_DATA FOR THE TASK_.
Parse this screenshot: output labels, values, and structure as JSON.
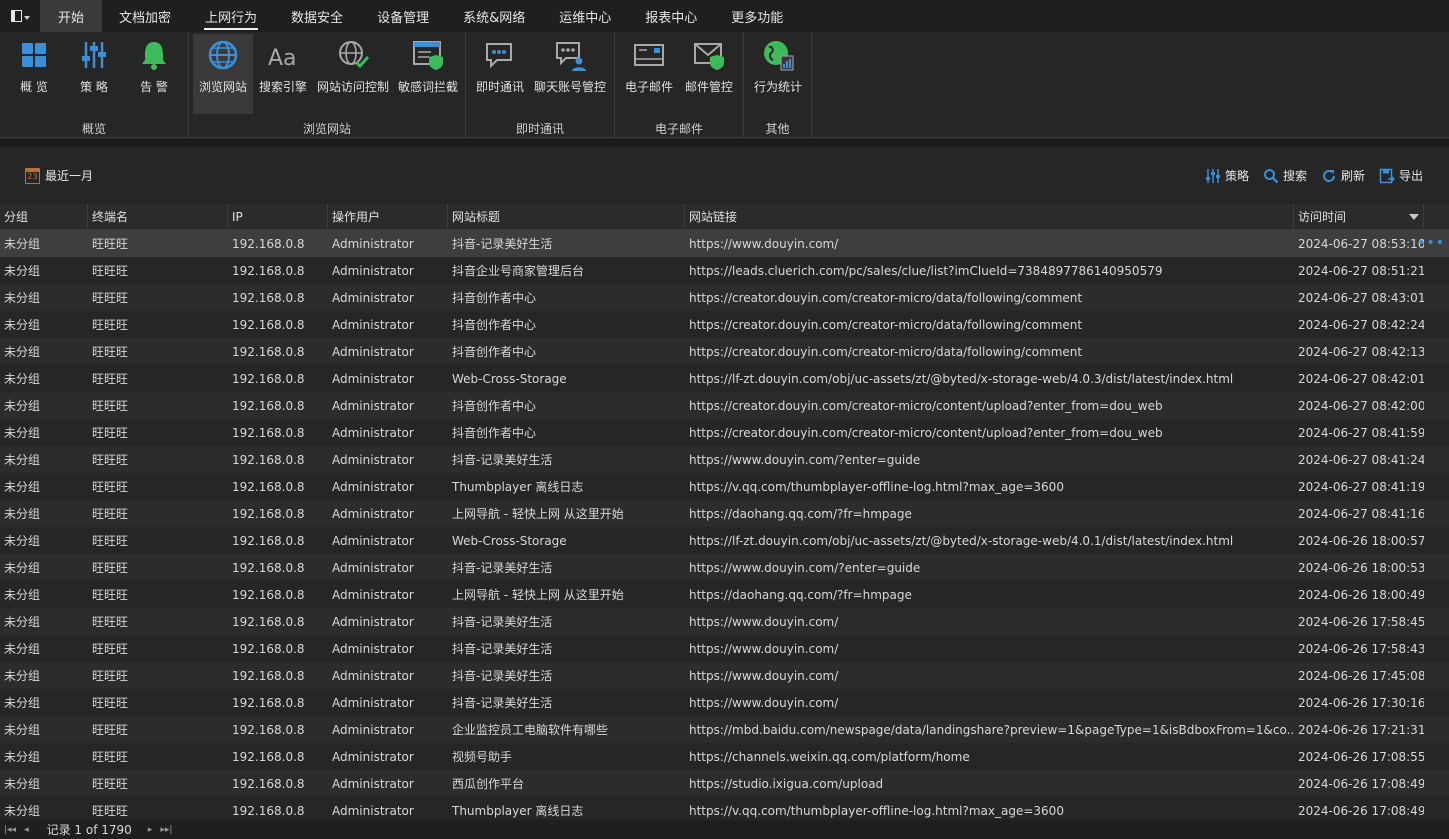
{
  "menu": {
    "tabs": [
      "开始",
      "文档加密",
      "上网行为",
      "数据安全",
      "设备管理",
      "系统&网络",
      "运维中心",
      "报表中心",
      "更多功能"
    ],
    "active_index": 2
  },
  "ribbon": {
    "groups": [
      {
        "label": "概览",
        "buttons": [
          {
            "label": "概 览",
            "icon": "overview-grid-icon"
          },
          {
            "label": "策 略",
            "icon": "policy-sliders-icon"
          },
          {
            "label": "告 警",
            "icon": "alarm-bell-icon"
          }
        ]
      },
      {
        "label": "浏览网站",
        "buttons": [
          {
            "label": "浏览网站",
            "icon": "globe-icon"
          },
          {
            "label": "搜索引擎",
            "icon": "search-engine-aa-icon"
          },
          {
            "label": "网站访问控制",
            "icon": "globe-check-icon"
          },
          {
            "label": "敏感词拦截",
            "icon": "browser-shield-icon"
          }
        ]
      },
      {
        "label": "即时通讯",
        "buttons": [
          {
            "label": "即时通讯",
            "icon": "chat-bubble-icon"
          },
          {
            "label": "聊天账号管控",
            "icon": "chat-user-icon"
          }
        ]
      },
      {
        "label": "电子邮件",
        "buttons": [
          {
            "label": "电子邮件",
            "icon": "mail-icon"
          },
          {
            "label": "邮件管控",
            "icon": "mail-shield-icon"
          }
        ]
      },
      {
        "label": "其他",
        "buttons": [
          {
            "label": "行为统计",
            "icon": "globe-stats-icon"
          }
        ]
      }
    ]
  },
  "toolbar": {
    "date_filter": "最近一月",
    "calendar_day": "23",
    "policy": "策略",
    "search": "搜索",
    "refresh": "刷新",
    "export": "导出"
  },
  "table": {
    "columns": [
      "分组",
      "终端名",
      "IP",
      "操作用户",
      "网站标题",
      "网站链接",
      "访问时间"
    ],
    "rows": [
      [
        "未分组",
        "旺旺旺",
        "192.168.0.8",
        "Administrator",
        "抖音-记录美好生活",
        "https://www.douyin.com/",
        "2024-06-27 08:53:10"
      ],
      [
        "未分组",
        "旺旺旺",
        "192.168.0.8",
        "Administrator",
        "抖音企业号商家管理后台",
        "https://leads.cluerich.com/pc/sales/clue/list?imClueId=7384897786140950579",
        "2024-06-27 08:51:21"
      ],
      [
        "未分组",
        "旺旺旺",
        "192.168.0.8",
        "Administrator",
        "抖音创作者中心",
        "https://creator.douyin.com/creator-micro/data/following/comment",
        "2024-06-27 08:43:01"
      ],
      [
        "未分组",
        "旺旺旺",
        "192.168.0.8",
        "Administrator",
        "抖音创作者中心",
        "https://creator.douyin.com/creator-micro/data/following/comment",
        "2024-06-27 08:42:24"
      ],
      [
        "未分组",
        "旺旺旺",
        "192.168.0.8",
        "Administrator",
        "抖音创作者中心",
        "https://creator.douyin.com/creator-micro/data/following/comment",
        "2024-06-27 08:42:13"
      ],
      [
        "未分组",
        "旺旺旺",
        "192.168.0.8",
        "Administrator",
        "Web-Cross-Storage",
        "https://lf-zt.douyin.com/obj/uc-assets/zt/@byted/x-storage-web/4.0.3/dist/latest/index.html",
        "2024-06-27 08:42:01"
      ],
      [
        "未分组",
        "旺旺旺",
        "192.168.0.8",
        "Administrator",
        "抖音创作者中心",
        "https://creator.douyin.com/creator-micro/content/upload?enter_from=dou_web",
        "2024-06-27 08:42:00"
      ],
      [
        "未分组",
        "旺旺旺",
        "192.168.0.8",
        "Administrator",
        "抖音创作者中心",
        "https://creator.douyin.com/creator-micro/content/upload?enter_from=dou_web",
        "2024-06-27 08:41:59"
      ],
      [
        "未分组",
        "旺旺旺",
        "192.168.0.8",
        "Administrator",
        "抖音-记录美好生活",
        "https://www.douyin.com/?enter=guide",
        "2024-06-27 08:41:24"
      ],
      [
        "未分组",
        "旺旺旺",
        "192.168.0.8",
        "Administrator",
        "Thumbplayer 离线日志",
        "https://v.qq.com/thumbplayer-offline-log.html?max_age=3600",
        "2024-06-27 08:41:19"
      ],
      [
        "未分组",
        "旺旺旺",
        "192.168.0.8",
        "Administrator",
        "上网导航 - 轻快上网 从这里开始",
        "https://daohang.qq.com/?fr=hmpage",
        "2024-06-27 08:41:16"
      ],
      [
        "未分组",
        "旺旺旺",
        "192.168.0.8",
        "Administrator",
        "Web-Cross-Storage",
        "https://lf-zt.douyin.com/obj/uc-assets/zt/@byted/x-storage-web/4.0.1/dist/latest/index.html",
        "2024-06-26 18:00:57"
      ],
      [
        "未分组",
        "旺旺旺",
        "192.168.0.8",
        "Administrator",
        "抖音-记录美好生活",
        "https://www.douyin.com/?enter=guide",
        "2024-06-26 18:00:53"
      ],
      [
        "未分组",
        "旺旺旺",
        "192.168.0.8",
        "Administrator",
        "上网导航 - 轻快上网 从这里开始",
        "https://daohang.qq.com/?fr=hmpage",
        "2024-06-26 18:00:49"
      ],
      [
        "未分组",
        "旺旺旺",
        "192.168.0.8",
        "Administrator",
        "抖音-记录美好生活",
        "https://www.douyin.com/",
        "2024-06-26 17:58:45"
      ],
      [
        "未分组",
        "旺旺旺",
        "192.168.0.8",
        "Administrator",
        "抖音-记录美好生活",
        "https://www.douyin.com/",
        "2024-06-26 17:58:43"
      ],
      [
        "未分组",
        "旺旺旺",
        "192.168.0.8",
        "Administrator",
        "抖音-记录美好生活",
        "https://www.douyin.com/",
        "2024-06-26 17:45:08"
      ],
      [
        "未分组",
        "旺旺旺",
        "192.168.0.8",
        "Administrator",
        "抖音-记录美好生活",
        "https://www.douyin.com/",
        "2024-06-26 17:30:16"
      ],
      [
        "未分组",
        "旺旺旺",
        "192.168.0.8",
        "Administrator",
        "企业监控员工电脑软件有哪些",
        "https://mbd.baidu.com/newspage/data/landingshare?preview=1&pageType=1&isBdboxFrom=1&co...",
        "2024-06-26 17:21:31"
      ],
      [
        "未分组",
        "旺旺旺",
        "192.168.0.8",
        "Administrator",
        "视频号助手",
        "https://channels.weixin.qq.com/platform/home",
        "2024-06-26 17:08:55"
      ],
      [
        "未分组",
        "旺旺旺",
        "192.168.0.8",
        "Administrator",
        "西瓜创作平台",
        "https://studio.ixigua.com/upload",
        "2024-06-26 17:08:49"
      ],
      [
        "未分组",
        "旺旺旺",
        "192.168.0.8",
        "Administrator",
        "Thumbplayer 离线日志",
        "https://v.qq.com/thumbplayer-offline-log.html?max_age=3600",
        "2024-06-26 17:08:49"
      ]
    ],
    "selected_row": 0,
    "row_more": "•••"
  },
  "status": {
    "record_label": "记录 1 of 1790"
  },
  "colors": {
    "accent_blue": "#3a8fd8",
    "accent_green": "#3dbb5a"
  }
}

_SHORT PROBLEM_.
Exactly reproduce the entries above, minus the pictures.

_PROBLEM SOLUTION_.
Parse this screenshot: output labels, values, and structure as JSON.
{
  "menu": {
    "tabs": [
      "开始",
      "文档加密",
      "上网行为",
      "数据安全",
      "设备管理",
      "系统&网络",
      "运维中心",
      "报表中心",
      "更多功能"
    ],
    "active_index": 2
  },
  "ribbon": {
    "groups": [
      {
        "label": "概览",
        "buttons": [
          {
            "label": "概 览",
            "icon": "overview-grid-icon"
          },
          {
            "label": "策 略",
            "icon": "policy-sliders-icon"
          },
          {
            "label": "告 警",
            "icon": "alarm-bell-icon"
          }
        ]
      },
      {
        "label": "浏览网站",
        "buttons": [
          {
            "label": "浏览网站",
            "icon": "globe-icon"
          },
          {
            "label": "搜索引擎",
            "icon": "search-engine-aa-icon"
          },
          {
            "label": "网站访问控制",
            "icon": "globe-check-icon"
          },
          {
            "label": "敏感词拦截",
            "icon": "browser-shield-icon"
          }
        ]
      },
      {
        "label": "即时通讯",
        "buttons": [
          {
            "label": "即时通讯",
            "icon": "chat-bubble-icon"
          },
          {
            "label": "聊天账号管控",
            "icon": "chat-user-icon"
          }
        ]
      },
      {
        "label": "电子邮件",
        "buttons": [
          {
            "label": "电子邮件",
            "icon": "mail-icon"
          },
          {
            "label": "邮件管控",
            "icon": "mail-shield-icon"
          }
        ]
      },
      {
        "label": "其他",
        "buttons": [
          {
            "label": "行为统计",
            "icon": "globe-stats-icon"
          }
        ]
      }
    ]
  },
  "toolbar": {
    "date_filter": "最近一月",
    "calendar_day": "23",
    "policy": "策略",
    "search": "搜索",
    "refresh": "刷新",
    "export": "导出"
  },
  "table": {
    "columns": [
      "分组",
      "终端名",
      "IP",
      "操作用户",
      "网站标题",
      "网站链接",
      "访问时间"
    ],
    "rows": [
      [
        "未分组",
        "旺旺旺",
        "192.168.0.8",
        "Administrator",
        "抖音-记录美好生活",
        "https://www.douyin.com/",
        "2024-06-27 08:53:10"
      ],
      [
        "未分组",
        "旺旺旺",
        "192.168.0.8",
        "Administrator",
        "抖音企业号商家管理后台",
        "https://leads.cluerich.com/pc/sales/clue/list?imClueId=7384897786140950579",
        "2024-06-27 08:51:21"
      ],
      [
        "未分组",
        "旺旺旺",
        "192.168.0.8",
        "Administrator",
        "抖音创作者中心",
        "https://creator.douyin.com/creator-micro/data/following/comment",
        "2024-06-27 08:43:01"
      ],
      [
        "未分组",
        "旺旺旺",
        "192.168.0.8",
        "Administrator",
        "抖音创作者中心",
        "https://creator.douyin.com/creator-micro/data/following/comment",
        "2024-06-27 08:42:24"
      ],
      [
        "未分组",
        "旺旺旺",
        "192.168.0.8",
        "Administrator",
        "抖音创作者中心",
        "https://creator.douyin.com/creator-micro/data/following/comment",
        "2024-06-27 08:42:13"
      ],
      [
        "未分组",
        "旺旺旺",
        "192.168.0.8",
        "Administrator",
        "Web-Cross-Storage",
        "https://lf-zt.douyin.com/obj/uc-assets/zt/@byted/x-storage-web/4.0.3/dist/latest/index.html",
        "2024-06-27 08:42:01"
      ],
      [
        "未分组",
        "旺旺旺",
        "192.168.0.8",
        "Administrator",
        "抖音创作者中心",
        "https://creator.douyin.com/creator-micro/content/upload?enter_from=dou_web",
        "2024-06-27 08:42:00"
      ],
      [
        "未分组",
        "旺旺旺",
        "192.168.0.8",
        "Administrator",
        "抖音创作者中心",
        "https://creator.douyin.com/creator-micro/content/upload?enter_from=dou_web",
        "2024-06-27 08:41:59"
      ],
      [
        "未分组",
        "旺旺旺",
        "192.168.0.8",
        "Administrator",
        "抖音-记录美好生活",
        "https://www.douyin.com/?enter=guide",
        "2024-06-27 08:41:24"
      ],
      [
        "未分组",
        "旺旺旺",
        "192.168.0.8",
        "Administrator",
        "Thumbplayer 离线日志",
        "https://v.qq.com/thumbplayer-offline-log.html?max_age=3600",
        "2024-06-27 08:41:19"
      ],
      [
        "未分组",
        "旺旺旺",
        "192.168.0.8",
        "Administrator",
        "上网导航 - 轻快上网 从这里开始",
        "https://daohang.qq.com/?fr=hmpage",
        "2024-06-27 08:41:16"
      ],
      [
        "未分组",
        "旺旺旺",
        "192.168.0.8",
        "Administrator",
        "Web-Cross-Storage",
        "https://lf-zt.douyin.com/obj/uc-assets/zt/@byted/x-storage-web/4.0.1/dist/latest/index.html",
        "2024-06-26 18:00:57"
      ],
      [
        "未分组",
        "旺旺旺",
        "192.168.0.8",
        "Administrator",
        "抖音-记录美好生活",
        "https://www.douyin.com/?enter=guide",
        "2024-06-26 18:00:53"
      ],
      [
        "未分组",
        "旺旺旺",
        "192.168.0.8",
        "Administrator",
        "上网导航 - 轻快上网 从这里开始",
        "https://daohang.qq.com/?fr=hmpage",
        "2024-06-26 18:00:49"
      ],
      [
        "未分组",
        "旺旺旺",
        "192.168.0.8",
        "Administrator",
        "抖音-记录美好生活",
        "https://www.douyin.com/",
        "2024-06-26 17:58:45"
      ],
      [
        "未分组",
        "旺旺旺",
        "192.168.0.8",
        "Administrator",
        "抖音-记录美好生活",
        "https://www.douyin.com/",
        "2024-06-26 17:58:43"
      ],
      [
        "未分组",
        "旺旺旺",
        "192.168.0.8",
        "Administrator",
        "抖音-记录美好生活",
        "https://www.douyin.com/",
        "2024-06-26 17:45:08"
      ],
      [
        "未分组",
        "旺旺旺",
        "192.168.0.8",
        "Administrator",
        "抖音-记录美好生活",
        "https://www.douyin.com/",
        "2024-06-26 17:30:16"
      ],
      [
        "未分组",
        "旺旺旺",
        "192.168.0.8",
        "Administrator",
        "企业监控员工电脑软件有哪些",
        "https://mbd.baidu.com/newspage/data/landingshare?preview=1&pageType=1&isBdboxFrom=1&co...",
        "2024-06-26 17:21:31"
      ],
      [
        "未分组",
        "旺旺旺",
        "192.168.0.8",
        "Administrator",
        "视频号助手",
        "https://channels.weixin.qq.com/platform/home",
        "2024-06-26 17:08:55"
      ],
      [
        "未分组",
        "旺旺旺",
        "192.168.0.8",
        "Administrator",
        "西瓜创作平台",
        "https://studio.ixigua.com/upload",
        "2024-06-26 17:08:49"
      ],
      [
        "未分组",
        "旺旺旺",
        "192.168.0.8",
        "Administrator",
        "Thumbplayer 离线日志",
        "https://v.qq.com/thumbplayer-offline-log.html?max_age=3600",
        "2024-06-26 17:08:49"
      ]
    ],
    "selected_row": 0,
    "row_more": "•••"
  },
  "status": {
    "record_label": "记录 1 of 1790"
  },
  "colors": {
    "accent_blue": "#3a8fd8",
    "accent_green": "#3dbb5a"
  }
}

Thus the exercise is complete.